Records provided
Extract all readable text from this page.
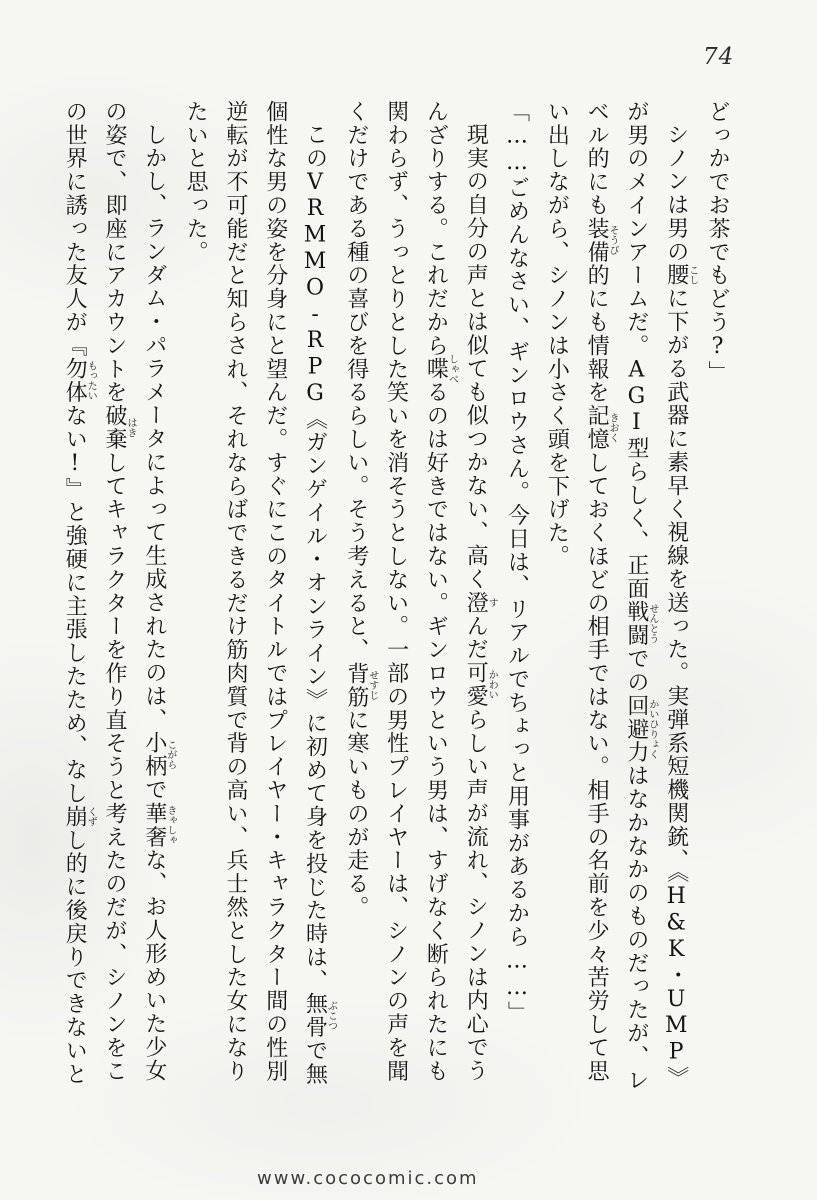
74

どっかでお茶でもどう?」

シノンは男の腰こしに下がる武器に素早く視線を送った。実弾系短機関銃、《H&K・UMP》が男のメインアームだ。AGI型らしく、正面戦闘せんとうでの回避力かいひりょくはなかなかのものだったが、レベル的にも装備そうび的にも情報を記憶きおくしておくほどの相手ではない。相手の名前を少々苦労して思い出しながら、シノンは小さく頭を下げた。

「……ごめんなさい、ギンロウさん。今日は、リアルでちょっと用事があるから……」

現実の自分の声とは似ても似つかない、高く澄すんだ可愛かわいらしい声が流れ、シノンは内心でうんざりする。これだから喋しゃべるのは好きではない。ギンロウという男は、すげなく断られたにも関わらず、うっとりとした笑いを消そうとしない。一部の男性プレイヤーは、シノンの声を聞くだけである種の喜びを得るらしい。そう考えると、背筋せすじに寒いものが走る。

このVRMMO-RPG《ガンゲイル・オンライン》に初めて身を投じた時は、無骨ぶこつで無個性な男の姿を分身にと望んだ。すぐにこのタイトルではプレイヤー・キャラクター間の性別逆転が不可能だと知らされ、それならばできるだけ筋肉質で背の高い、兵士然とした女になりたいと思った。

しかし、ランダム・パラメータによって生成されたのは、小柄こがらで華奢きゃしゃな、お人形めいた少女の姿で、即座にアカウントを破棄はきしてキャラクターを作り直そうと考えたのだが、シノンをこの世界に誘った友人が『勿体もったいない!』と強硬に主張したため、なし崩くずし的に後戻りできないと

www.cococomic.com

Task goal
Exact duplication of all the records is required; pictures are omitted from the copy.

The completed task
Extract all readable text from this page.
74

どっかでお茶でもどう?」

シノンは男の腰こしに下がる武器に素早く視線を送った。実弾系短機関銃、《H&K・UMP》が男のメインアームだ。AGI型らしく、正面戦闘せんとうでの回避力かいひりょくはなかなかのものだったが、レベル的にも装備そうび的にも情報を記憶きおくしておくほどの相手ではない。相手の名前を少々苦労して思い出しながら、シノンは小さく頭を下げた。

「……ごめんなさい、ギンロウさん。今日は、リアルでちょっと用事があるから……」

現実の自分の声とは似ても似つかない、高く澄すんだ可愛かわいらしい声が流れ、シノンは内心でうんざりする。これだから喋しゃべるのは好きではない。ギンロウという男は、すげなく断られたにも関わらず、うっとりとした笑いを消そうとしない。一部の男性プレイヤーは、シノンの声を聞くだけである種の喜びを得るらしい。そう考えると、背筋せすじに寒いものが走る。

このVRMMO-RPG《ガンゲイル・オンライン》に初めて身を投じた時は、無骨ぶこつで無個性な男の姿を分身にと望んだ。すぐにこのタイトルではプレイヤー・キャラクター間の性別逆転が不可能だと知らされ、それならばできるだけ筋肉質で背の高い、兵士然とした女になりたいと思った。

しかし、ランダム・パラメータによって生成されたのは、小柄こがらで華奢きゃしゃな、お人形めいた少女の姿で、即座にアカウントを破棄はきしてキャラクターを作り直そうと考えたのだが、シノンをこの世界に誘った友人が『勿体もったいない!』と強硬に主張したため、なし崩くずし的に後戻りできないと

www.cococomic.com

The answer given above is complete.